[Collected data]

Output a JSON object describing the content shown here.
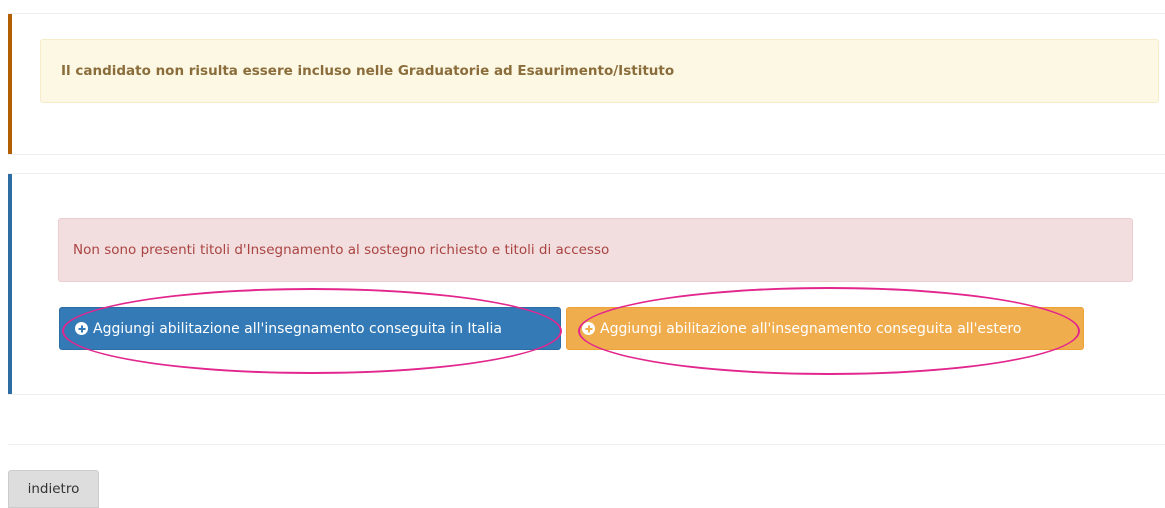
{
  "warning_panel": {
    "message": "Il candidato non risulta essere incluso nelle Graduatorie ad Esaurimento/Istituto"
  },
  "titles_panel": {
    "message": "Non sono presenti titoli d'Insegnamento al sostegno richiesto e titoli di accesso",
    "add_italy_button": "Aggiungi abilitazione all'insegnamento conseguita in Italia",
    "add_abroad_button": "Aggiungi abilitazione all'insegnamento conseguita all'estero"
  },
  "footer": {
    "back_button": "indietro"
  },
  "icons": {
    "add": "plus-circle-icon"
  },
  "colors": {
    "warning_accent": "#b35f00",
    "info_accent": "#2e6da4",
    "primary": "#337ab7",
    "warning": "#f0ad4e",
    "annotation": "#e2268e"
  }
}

*Brief:*
Take the entries shown above and quote them verbatim, passing over the pictures.

*Result of the task:*
Output a JSON object describing the content shown here.
{
  "warning_panel": {
    "message": "Il candidato non risulta essere incluso nelle Graduatorie ad Esaurimento/Istituto"
  },
  "titles_panel": {
    "message": "Non sono presenti titoli d'Insegnamento al sostegno richiesto e titoli di accesso",
    "add_italy_button": "Aggiungi abilitazione all'insegnamento conseguita in Italia",
    "add_abroad_button": "Aggiungi abilitazione all'insegnamento conseguita all'estero"
  },
  "footer": {
    "back_button": "indietro"
  },
  "icons": {
    "add": "plus-circle-icon"
  },
  "colors": {
    "warning_accent": "#b35f00",
    "info_accent": "#2e6da4",
    "primary": "#337ab7",
    "warning": "#f0ad4e",
    "annotation": "#e2268e"
  }
}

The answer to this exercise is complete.